• Required task: Wherever a line in the data below holds "Справочник", copy that line.
↓↓↓
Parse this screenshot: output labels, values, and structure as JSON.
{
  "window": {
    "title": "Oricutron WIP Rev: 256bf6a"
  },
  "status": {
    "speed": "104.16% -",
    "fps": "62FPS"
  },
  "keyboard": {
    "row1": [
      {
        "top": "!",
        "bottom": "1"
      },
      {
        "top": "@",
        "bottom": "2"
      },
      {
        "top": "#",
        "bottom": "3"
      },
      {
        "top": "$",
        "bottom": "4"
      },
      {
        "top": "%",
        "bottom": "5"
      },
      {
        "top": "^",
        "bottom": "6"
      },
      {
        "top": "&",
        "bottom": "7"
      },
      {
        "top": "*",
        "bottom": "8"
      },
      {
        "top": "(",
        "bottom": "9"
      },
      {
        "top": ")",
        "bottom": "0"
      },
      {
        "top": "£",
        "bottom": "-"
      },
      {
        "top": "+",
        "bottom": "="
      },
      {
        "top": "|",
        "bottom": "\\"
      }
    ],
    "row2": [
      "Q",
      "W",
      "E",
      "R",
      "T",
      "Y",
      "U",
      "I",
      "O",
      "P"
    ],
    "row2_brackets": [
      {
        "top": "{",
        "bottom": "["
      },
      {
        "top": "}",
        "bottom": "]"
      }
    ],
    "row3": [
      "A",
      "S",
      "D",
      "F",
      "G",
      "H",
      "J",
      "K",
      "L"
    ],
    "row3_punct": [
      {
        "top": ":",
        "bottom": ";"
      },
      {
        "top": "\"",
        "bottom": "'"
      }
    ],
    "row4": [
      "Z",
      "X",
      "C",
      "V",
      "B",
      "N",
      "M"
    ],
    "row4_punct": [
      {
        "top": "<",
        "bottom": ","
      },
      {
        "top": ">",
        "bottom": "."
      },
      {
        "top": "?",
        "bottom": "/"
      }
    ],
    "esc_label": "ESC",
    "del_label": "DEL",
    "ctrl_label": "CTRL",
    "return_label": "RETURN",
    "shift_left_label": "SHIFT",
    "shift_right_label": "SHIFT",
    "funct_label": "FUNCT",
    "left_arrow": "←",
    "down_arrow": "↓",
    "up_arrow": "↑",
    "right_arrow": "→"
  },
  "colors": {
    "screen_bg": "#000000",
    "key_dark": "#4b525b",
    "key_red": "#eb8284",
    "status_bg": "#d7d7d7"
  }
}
↑↑↑
↓↓↓
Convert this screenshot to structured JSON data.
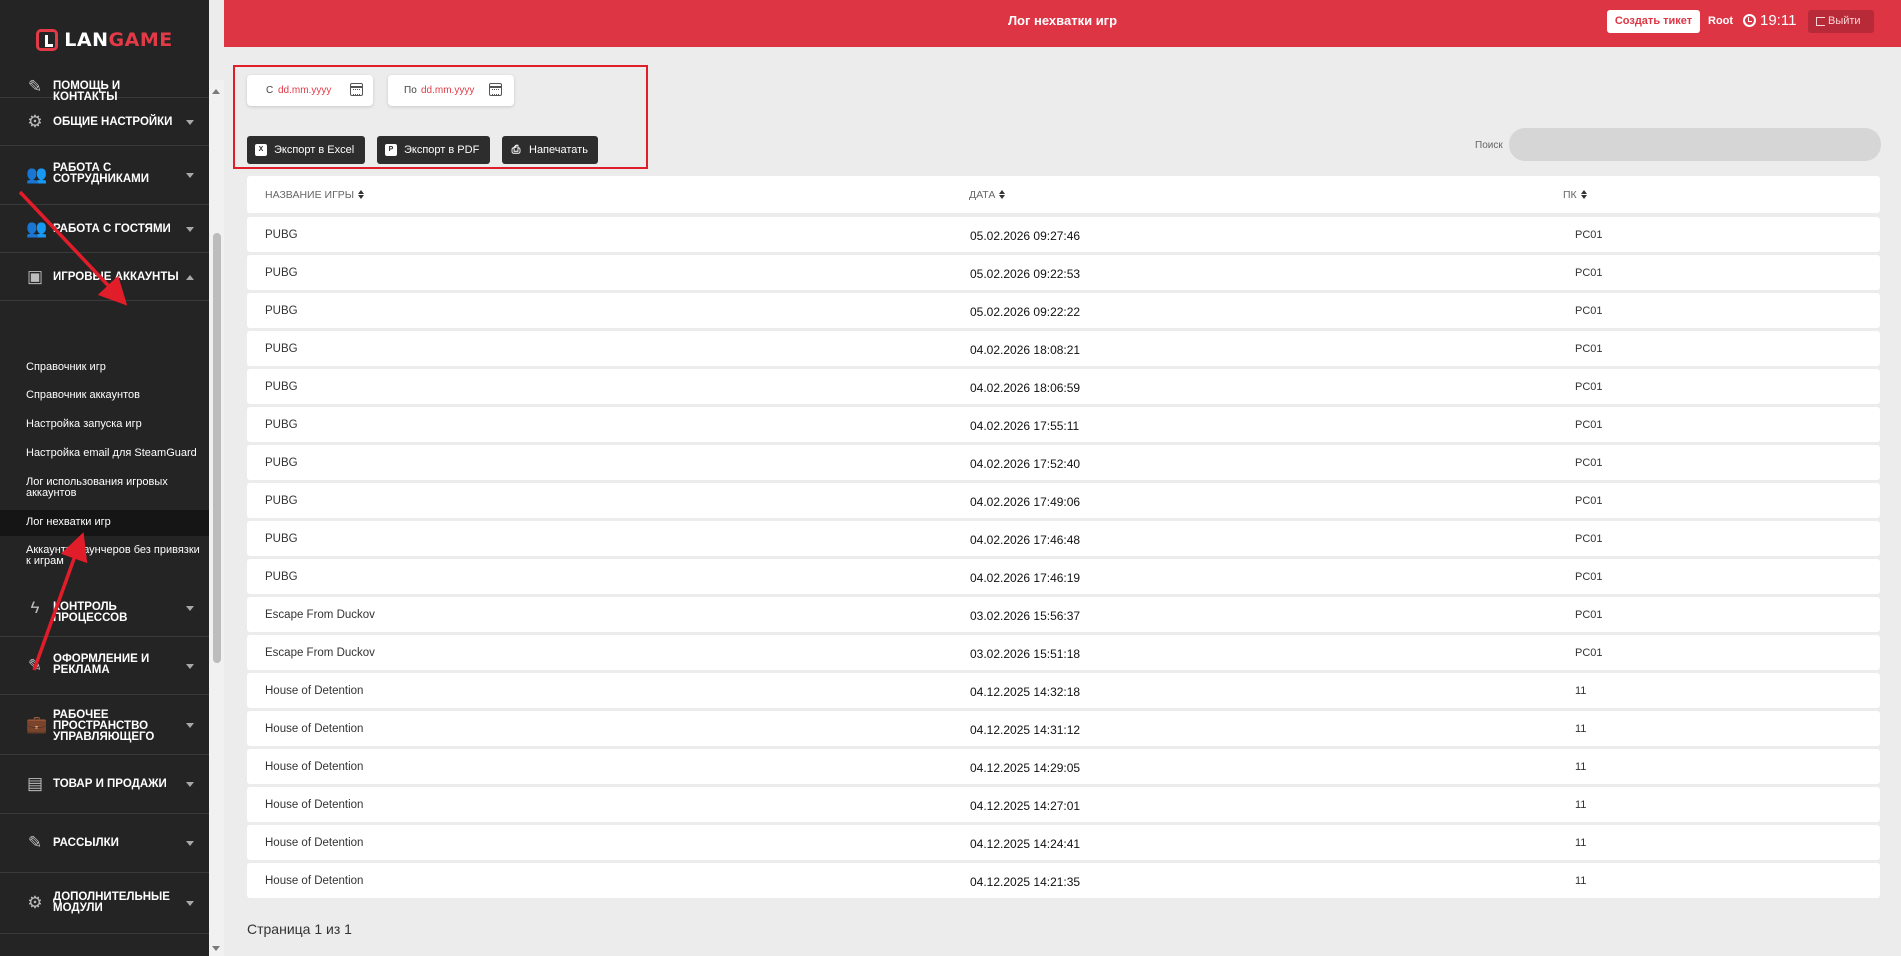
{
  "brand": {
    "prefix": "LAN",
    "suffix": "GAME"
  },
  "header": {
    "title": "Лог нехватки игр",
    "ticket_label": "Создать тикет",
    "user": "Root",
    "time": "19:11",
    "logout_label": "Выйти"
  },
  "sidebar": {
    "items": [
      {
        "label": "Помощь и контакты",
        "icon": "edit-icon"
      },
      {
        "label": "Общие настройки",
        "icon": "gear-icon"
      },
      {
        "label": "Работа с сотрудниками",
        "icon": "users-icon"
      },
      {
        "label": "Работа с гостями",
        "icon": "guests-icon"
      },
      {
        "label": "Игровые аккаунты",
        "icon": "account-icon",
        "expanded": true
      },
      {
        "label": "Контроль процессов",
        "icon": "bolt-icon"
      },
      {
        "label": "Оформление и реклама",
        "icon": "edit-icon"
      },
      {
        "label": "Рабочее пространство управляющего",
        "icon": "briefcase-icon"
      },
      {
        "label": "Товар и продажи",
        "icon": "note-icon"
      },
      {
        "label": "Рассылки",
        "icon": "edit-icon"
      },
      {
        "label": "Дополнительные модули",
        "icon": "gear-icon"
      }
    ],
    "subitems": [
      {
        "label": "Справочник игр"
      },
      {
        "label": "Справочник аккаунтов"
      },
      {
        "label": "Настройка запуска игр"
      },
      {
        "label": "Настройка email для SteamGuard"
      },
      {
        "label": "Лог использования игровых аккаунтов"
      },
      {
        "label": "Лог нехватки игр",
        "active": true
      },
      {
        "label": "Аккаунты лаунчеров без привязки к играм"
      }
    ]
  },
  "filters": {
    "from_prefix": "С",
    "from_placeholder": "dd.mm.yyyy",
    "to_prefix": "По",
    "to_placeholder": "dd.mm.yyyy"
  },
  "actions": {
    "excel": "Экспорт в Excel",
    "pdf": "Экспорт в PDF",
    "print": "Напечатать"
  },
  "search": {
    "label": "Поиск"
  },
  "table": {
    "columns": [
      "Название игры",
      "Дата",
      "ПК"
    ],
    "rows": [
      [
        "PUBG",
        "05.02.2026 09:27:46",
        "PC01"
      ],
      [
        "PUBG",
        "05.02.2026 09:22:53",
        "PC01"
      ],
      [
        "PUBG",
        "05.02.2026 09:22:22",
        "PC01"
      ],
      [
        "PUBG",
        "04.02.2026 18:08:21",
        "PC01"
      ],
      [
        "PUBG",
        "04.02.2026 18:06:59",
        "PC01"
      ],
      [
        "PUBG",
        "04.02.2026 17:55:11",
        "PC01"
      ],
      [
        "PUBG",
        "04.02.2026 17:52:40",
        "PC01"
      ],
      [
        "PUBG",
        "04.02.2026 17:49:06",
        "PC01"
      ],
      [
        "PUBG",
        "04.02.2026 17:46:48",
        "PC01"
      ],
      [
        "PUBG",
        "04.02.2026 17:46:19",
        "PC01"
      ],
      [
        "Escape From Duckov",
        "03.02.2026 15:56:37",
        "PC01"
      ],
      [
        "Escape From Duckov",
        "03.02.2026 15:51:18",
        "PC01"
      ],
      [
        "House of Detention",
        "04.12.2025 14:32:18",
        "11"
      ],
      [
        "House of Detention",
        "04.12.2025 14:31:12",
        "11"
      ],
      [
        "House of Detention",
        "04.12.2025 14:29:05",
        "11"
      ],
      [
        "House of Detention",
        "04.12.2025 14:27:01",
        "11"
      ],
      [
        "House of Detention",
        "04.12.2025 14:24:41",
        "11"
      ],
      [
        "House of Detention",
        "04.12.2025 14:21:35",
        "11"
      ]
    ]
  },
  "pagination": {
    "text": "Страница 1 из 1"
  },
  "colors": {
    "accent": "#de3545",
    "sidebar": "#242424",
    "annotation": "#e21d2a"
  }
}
↑↑↑
↓↓↓
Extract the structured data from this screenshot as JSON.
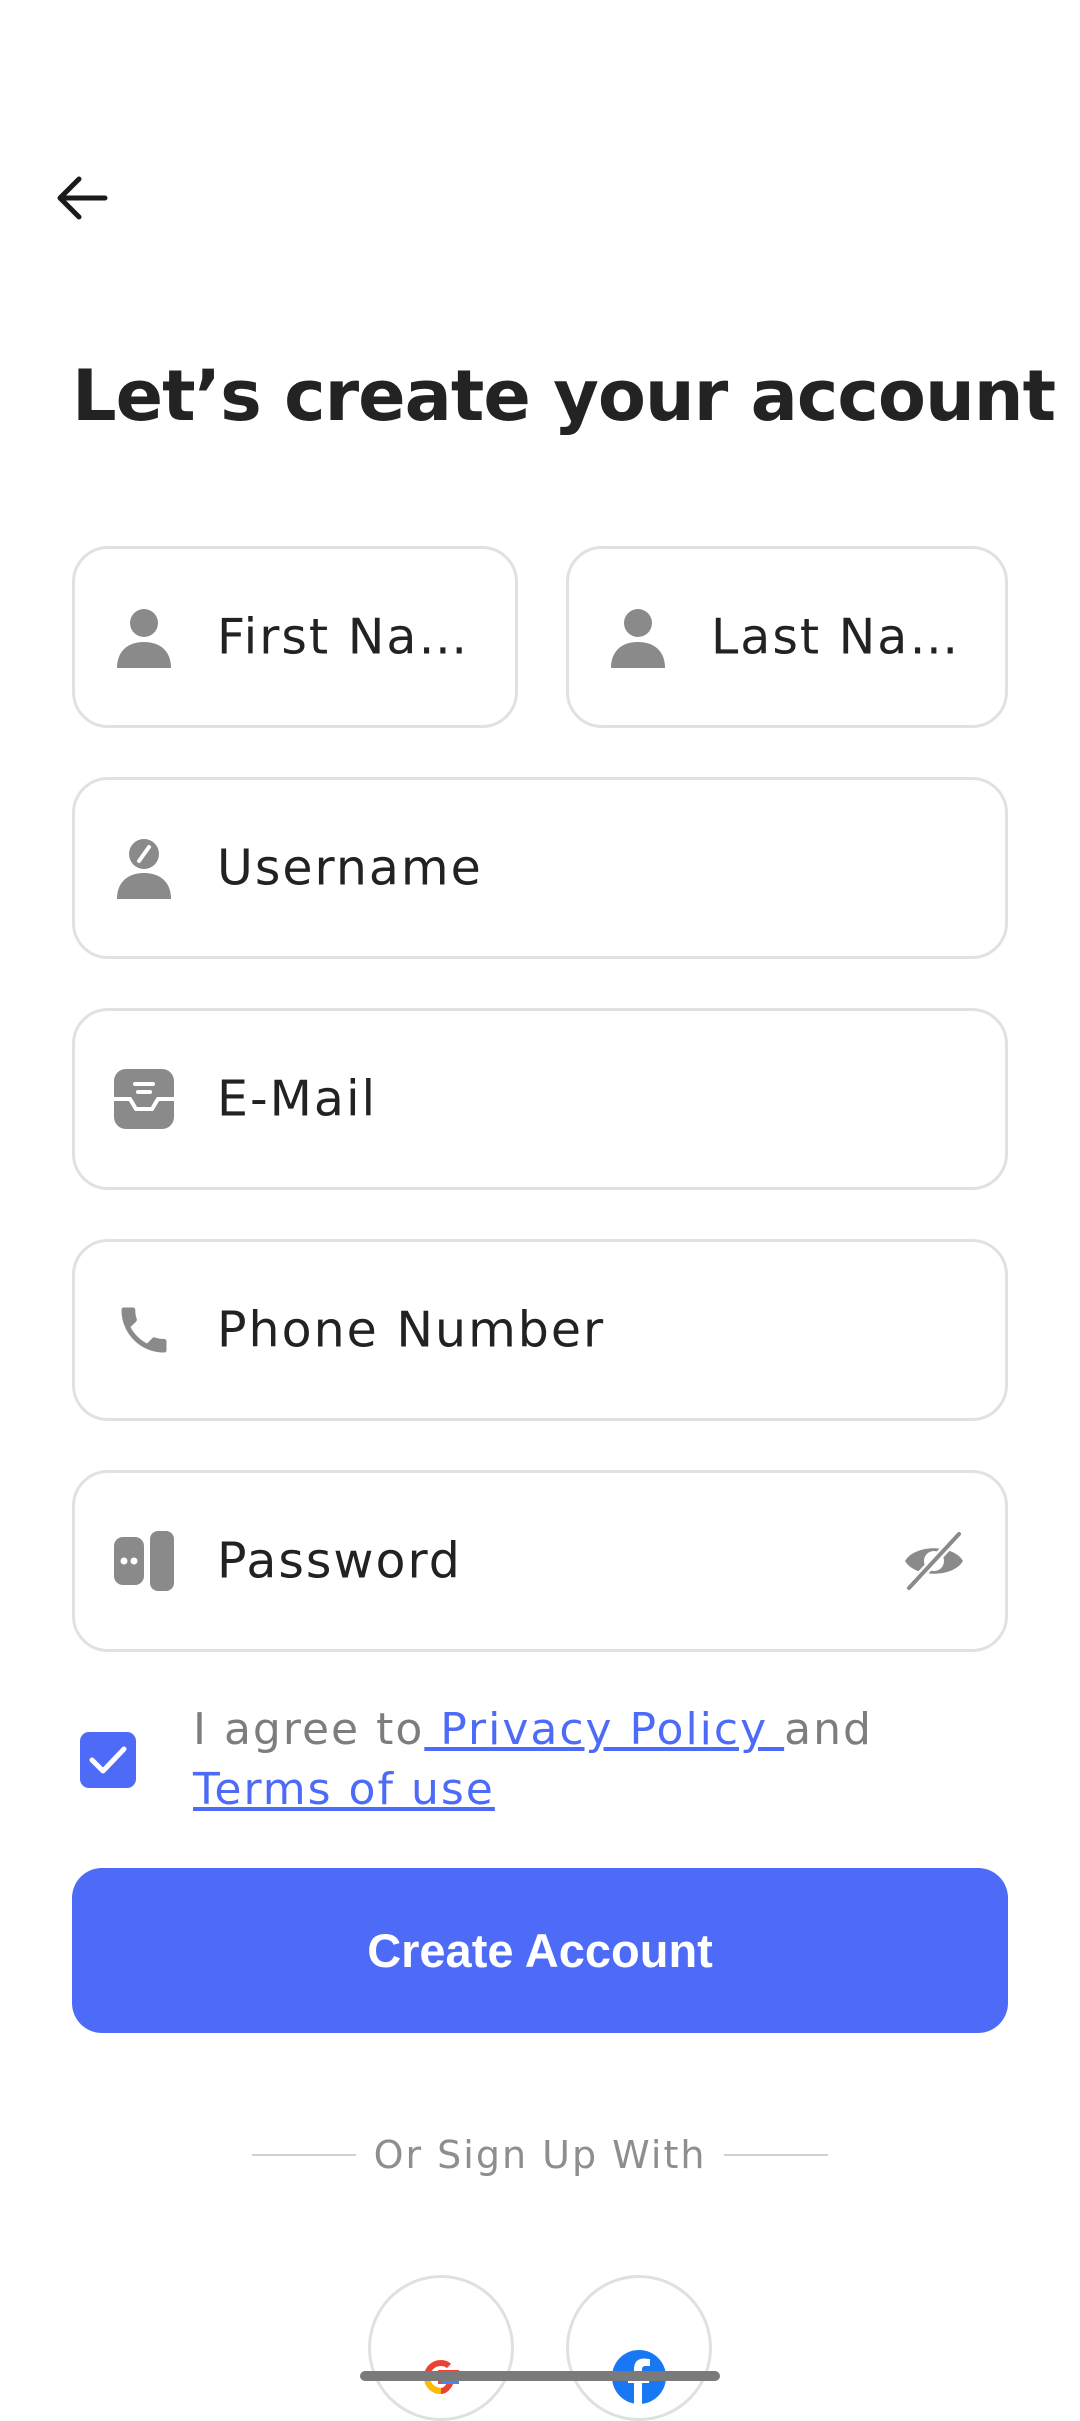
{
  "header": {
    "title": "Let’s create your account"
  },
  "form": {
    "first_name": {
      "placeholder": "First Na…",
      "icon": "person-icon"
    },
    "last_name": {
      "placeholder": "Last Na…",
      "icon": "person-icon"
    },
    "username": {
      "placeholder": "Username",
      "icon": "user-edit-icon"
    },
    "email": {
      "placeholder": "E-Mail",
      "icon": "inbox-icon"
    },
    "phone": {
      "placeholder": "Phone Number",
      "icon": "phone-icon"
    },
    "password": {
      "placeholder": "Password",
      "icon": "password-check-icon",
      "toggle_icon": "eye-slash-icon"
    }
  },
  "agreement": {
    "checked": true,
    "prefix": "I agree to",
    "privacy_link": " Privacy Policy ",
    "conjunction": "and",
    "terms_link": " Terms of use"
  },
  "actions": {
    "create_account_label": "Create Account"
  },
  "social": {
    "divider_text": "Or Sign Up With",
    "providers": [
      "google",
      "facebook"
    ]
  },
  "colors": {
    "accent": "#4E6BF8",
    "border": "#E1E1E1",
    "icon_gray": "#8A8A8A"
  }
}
↑↑↑
• Exercise output:
        "label": "Справочник игр"
        "label": "Справочник аккаунтов"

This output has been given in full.